Copy out every line of the records below with no changes at all, leaving out the pictures.

**INPUT RECORDS:**
===============
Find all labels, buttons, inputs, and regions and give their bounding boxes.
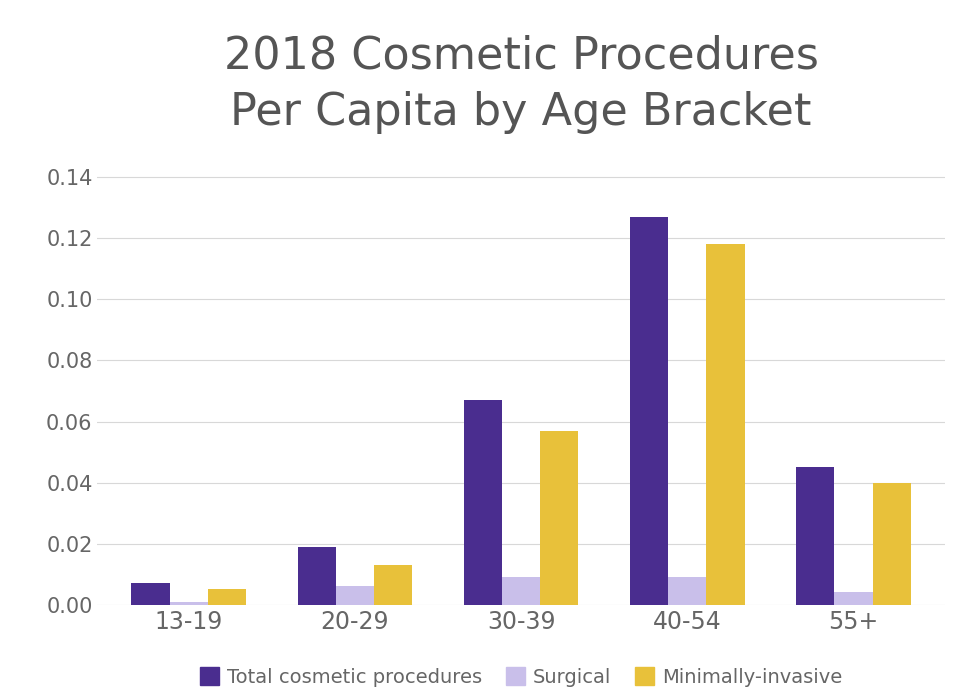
Bar [464, 400, 502, 605]
Bar [706, 245, 744, 605]
Bar [131, 583, 169, 605]
Bar [169, 602, 207, 605]
Legend: Total cosmetic procedures, Surgical, Minimally-invasive: Total cosmetic procedures, Surgical, Min… [192, 660, 850, 694]
Bar [630, 217, 668, 605]
Bar [207, 589, 246, 605]
Bar [298, 547, 336, 605]
Bar [374, 565, 412, 605]
Bar [336, 587, 374, 605]
Bar [796, 467, 835, 605]
Bar [835, 592, 873, 605]
Bar [541, 431, 579, 605]
Bar [502, 577, 541, 605]
Bar [668, 577, 706, 605]
Title: 2018 Cosmetic Procedures
Per Capita by Age Bracket: 2018 Cosmetic Procedures Per Capita by A… [224, 35, 818, 134]
Bar [873, 482, 911, 605]
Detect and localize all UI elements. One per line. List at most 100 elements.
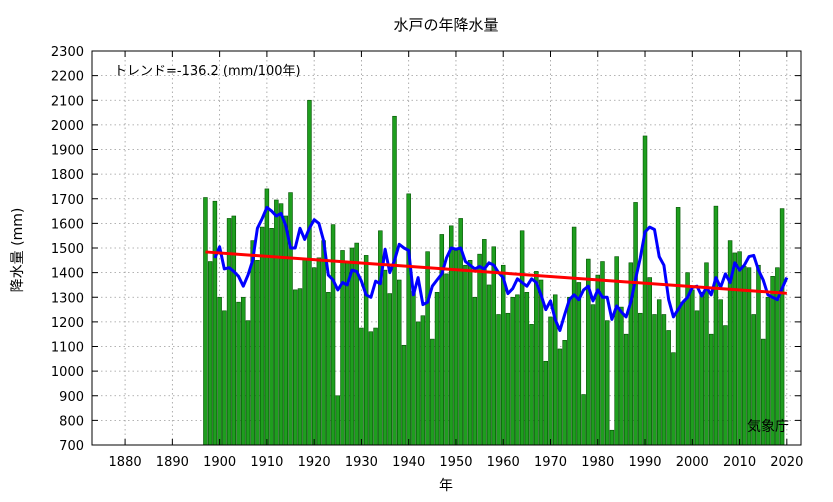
bar-1974 [567, 296, 572, 446]
y-tick-label: 1900 [51, 144, 84, 159]
y-tick-label: 1200 [51, 316, 84, 331]
bar-1935 [382, 269, 388, 446]
bar-1972 [557, 348, 563, 446]
bar-1946 [434, 292, 440, 446]
bar-1920 [311, 267, 317, 446]
bar-1931 [363, 255, 369, 446]
bar-1938 [396, 279, 402, 446]
x-tick-label: 1920 [298, 455, 331, 470]
bar-1979 [590, 304, 596, 446]
bar-1984 [614, 256, 619, 446]
bar-1921 [316, 257, 322, 446]
bar-1923 [326, 292, 331, 446]
y-tick-label: 2200 [51, 70, 84, 85]
x-tick-label: 1910 [250, 455, 283, 470]
y-tick-label: 1700 [51, 193, 84, 208]
bar-1948 [444, 273, 449, 446]
bar-1907 [250, 240, 255, 446]
bar-1927 [344, 262, 350, 446]
bar-2002 [699, 292, 704, 446]
trend-annotation: トレンド=-136.2 (mm/100年) [114, 64, 301, 79]
bar-1940 [406, 193, 411, 446]
bar-1989 [638, 312, 643, 446]
chart-title: 水戸の年降水量 [393, 16, 498, 34]
bar-2006 [718, 299, 723, 446]
bar-1986 [623, 333, 629, 446]
bar-2000 [690, 289, 695, 446]
x-tick-label: 1990 [628, 455, 661, 470]
bar-1924 [330, 224, 336, 446]
bar-2004 [708, 333, 714, 446]
x-tick-label: 2020 [770, 455, 803, 470]
bar-1973 [562, 340, 567, 446]
y-tick-label: 2000 [51, 119, 84, 134]
bar-1936 [387, 293, 393, 446]
bar-1976 [576, 282, 582, 446]
y-tick-label: 1400 [51, 267, 84, 282]
bar-1982 [604, 320, 610, 446]
bar-2005 [713, 205, 719, 446]
bar-1909 [259, 226, 265, 446]
x-tick-label: 2010 [723, 455, 756, 470]
bar-1943 [420, 315, 426, 446]
bar-1932 [368, 331, 374, 446]
bar-1960 [500, 264, 506, 446]
bar-1941 [411, 290, 416, 446]
bar-1949 [448, 225, 454, 446]
bar-1997 [675, 207, 681, 446]
bar-1983 [609, 429, 615, 446]
bar-1955 [477, 253, 482, 446]
x-tick-label: 1880 [109, 455, 142, 470]
x-tick-label: 1960 [487, 455, 520, 470]
y-tick-label: 800 [59, 414, 84, 429]
bar-1911 [269, 228, 274, 446]
bar-1937 [392, 115, 397, 446]
bar-1904 [236, 301, 241, 446]
bar-1903 [231, 215, 237, 446]
y-tick-label: 1000 [51, 365, 84, 380]
bar-1933 [373, 327, 378, 446]
bar-1967 [534, 271, 539, 446]
bar-1970 [548, 316, 553, 446]
y-tick-label: 1800 [51, 168, 84, 183]
axis-ticks: 700 800 900 1000 1100 1200 1300 1400 1500 1600 170… [51, 45, 803, 470]
bar-1957 [486, 284, 492, 446]
bar-2009 [732, 252, 738, 446]
bar-1966 [529, 324, 534, 446]
x-tick-label: 1930 [345, 455, 378, 470]
bar-1925 [335, 395, 341, 446]
bar-2011 [742, 266, 747, 446]
bar-1922 [321, 240, 326, 446]
x-axis-label: 年 [439, 478, 453, 494]
bar-1901 [222, 310, 227, 446]
bar-1952 [463, 264, 468, 446]
y-tick-label: 2100 [51, 94, 84, 109]
bar-1954 [472, 296, 478, 446]
bar-1962 [510, 296, 515, 446]
bar-1963 [515, 294, 520, 446]
bar-1977 [581, 394, 586, 446]
bar-2007 [723, 325, 728, 446]
bar-series [203, 99, 785, 446]
bar-1980 [595, 274, 601, 446]
bar-1926 [340, 250, 345, 446]
bar-1915 [288, 192, 293, 446]
y-tick-label: 900 [59, 390, 84, 405]
x-tick-label: 1980 [581, 455, 614, 470]
y-tick-label: 1100 [51, 341, 84, 356]
bar-1914 [283, 215, 289, 446]
y-tick-label: 700 [59, 439, 84, 454]
bar-1950 [453, 250, 459, 446]
bar-1942 [415, 321, 421, 446]
bar-1897 [203, 197, 208, 446]
bar-1992 [652, 314, 657, 446]
x-tick-label: 1890 [156, 455, 189, 470]
bar-1981 [600, 261, 605, 446]
y-tick-label: 1600 [51, 217, 84, 232]
bar-2001 [694, 310, 700, 446]
line-series [205, 205, 789, 332]
bar-1961 [505, 312, 511, 446]
bar-1910 [264, 188, 270, 446]
bar-1939 [401, 344, 407, 446]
===============
**TASK RESPONSE:**
Find all labels, buttons, inputs, and regions and give their bounding boxes.
Bar [464, 400, 502, 605]
Bar [706, 245, 744, 605]
Bar [131, 583, 169, 605]
Bar [169, 602, 207, 605]
Legend: Total cosmetic procedures, Surgical, Minimally-invasive: Total cosmetic procedures, Surgical, Min… [192, 660, 850, 694]
Bar [630, 217, 668, 605]
Bar [207, 589, 246, 605]
Bar [298, 547, 336, 605]
Bar [374, 565, 412, 605]
Bar [336, 587, 374, 605]
Bar [796, 467, 835, 605]
Bar [835, 592, 873, 605]
Bar [541, 431, 579, 605]
Bar [502, 577, 541, 605]
Bar [668, 577, 706, 605]
Title: 2018 Cosmetic Procedures
Per Capita by Age Bracket: 2018 Cosmetic Procedures Per Capita by A… [224, 35, 818, 134]
Bar [873, 482, 911, 605]
Detect and localize all UI elements. One per line. List at most 100 elements.
bar-1974 [567, 296, 572, 446]
y-tick-label: 1900 [51, 144, 84, 159]
y-tick-label: 1200 [51, 316, 84, 331]
bar-1935 [382, 269, 388, 446]
bar-1972 [557, 348, 563, 446]
bar-1946 [434, 292, 440, 446]
bar-1920 [311, 267, 317, 446]
bar-1931 [363, 255, 369, 446]
bar-1938 [396, 279, 402, 446]
x-tick-label: 1920 [298, 455, 331, 470]
bar-1979 [590, 304, 596, 446]
bar-1984 [614, 256, 619, 446]
bar-1921 [316, 257, 322, 446]
bar-1923 [326, 292, 331, 446]
y-tick-label: 2200 [51, 70, 84, 85]
x-tick-label: 1910 [250, 455, 283, 470]
y-tick-label: 1700 [51, 193, 84, 208]
bar-1948 [444, 273, 449, 446]
bar-1907 [250, 240, 255, 446]
bar-1927 [344, 262, 350, 446]
bar-2002 [699, 292, 704, 446]
trend-annotation: トレンド=-136.2 (mm/100年) [114, 64, 301, 79]
bar-1940 [406, 193, 411, 446]
bar-1989 [638, 312, 643, 446]
chart-title: 水戸の年降水量 [393, 16, 498, 34]
bar-2006 [718, 299, 723, 446]
bar-1986 [623, 333, 629, 446]
bar-2000 [690, 289, 695, 446]
x-tick-label: 1990 [628, 455, 661, 470]
bar-1924 [330, 224, 336, 446]
bar-2004 [708, 333, 714, 446]
x-tick-label: 2020 [770, 455, 803, 470]
bar-1973 [562, 340, 567, 446]
y-tick-label: 2000 [51, 119, 84, 134]
bar-1936 [387, 293, 393, 446]
bar-1976 [576, 282, 582, 446]
y-tick-label: 1400 [51, 267, 84, 282]
bar-1982 [604, 320, 610, 446]
bar-2005 [713, 205, 719, 446]
bar-1909 [259, 226, 265, 446]
x-tick-label: 2010 [723, 455, 756, 470]
bar-1943 [420, 315, 426, 446]
bar-1932 [368, 331, 374, 446]
bar-1960 [500, 264, 506, 446]
bar-1941 [411, 290, 416, 446]
bar-1949 [448, 225, 454, 446]
bar-1997 [675, 207, 681, 446]
bar-1983 [609, 429, 615, 446]
bar-1955 [477, 253, 482, 446]
x-tick-label: 1880 [109, 455, 142, 470]
x-tick-label: 1960 [487, 455, 520, 470]
y-tick-label: 800 [59, 414, 84, 429]
bar-1911 [269, 228, 274, 446]
bar-1937 [392, 115, 397, 446]
bar-1904 [236, 301, 241, 446]
bar-1903 [231, 215, 237, 446]
y-tick-label: 1000 [51, 365, 84, 380]
bar-1933 [373, 327, 378, 446]
bar-1967 [534, 271, 539, 446]
bar-1970 [548, 316, 553, 446]
y-tick-label: 1800 [51, 168, 84, 183]
axis-ticks: 700 800 900 1000 1100 1200 1300 1400 1500 1600 170… [51, 45, 803, 470]
bar-1957 [486, 284, 492, 446]
bar-2009 [732, 252, 738, 446]
bar-1966 [529, 324, 534, 446]
x-tick-label: 1930 [345, 455, 378, 470]
bar-1925 [335, 395, 341, 446]
bar-2011 [742, 266, 747, 446]
bar-1922 [321, 240, 326, 446]
x-axis-label: 年 [439, 478, 453, 494]
bar-1901 [222, 310, 227, 446]
bar-1952 [463, 264, 468, 446]
y-tick-label: 2100 [51, 94, 84, 109]
bar-1954 [472, 296, 478, 446]
bar-1962 [510, 296, 515, 446]
bar-1963 [515, 294, 520, 446]
bar-1977 [581, 394, 586, 446]
bar-2007 [723, 325, 728, 446]
bar-series [203, 99, 785, 446]
bar-1980 [595, 274, 601, 446]
bar-1926 [340, 250, 345, 446]
bar-1915 [288, 192, 293, 446]
y-tick-label: 900 [59, 390, 84, 405]
x-tick-label: 1980 [581, 455, 614, 470]
y-tick-label: 1100 [51, 341, 84, 356]
bar-1914 [283, 215, 289, 446]
y-tick-label: 700 [59, 439, 84, 454]
bar-1950 [453, 250, 459, 446]
bar-1942 [415, 321, 421, 446]
bar-1897 [203, 197, 208, 446]
bar-1992 [652, 314, 657, 446]
x-tick-label: 1890 [156, 455, 189, 470]
bar-1981 [600, 261, 605, 446]
y-tick-label: 1600 [51, 217, 84, 232]
bar-2001 [694, 310, 700, 446]
line-series [205, 205, 789, 332]
bar-1961 [505, 312, 511, 446]
bar-1910 [264, 188, 270, 446]
bar-1939 [401, 344, 407, 446]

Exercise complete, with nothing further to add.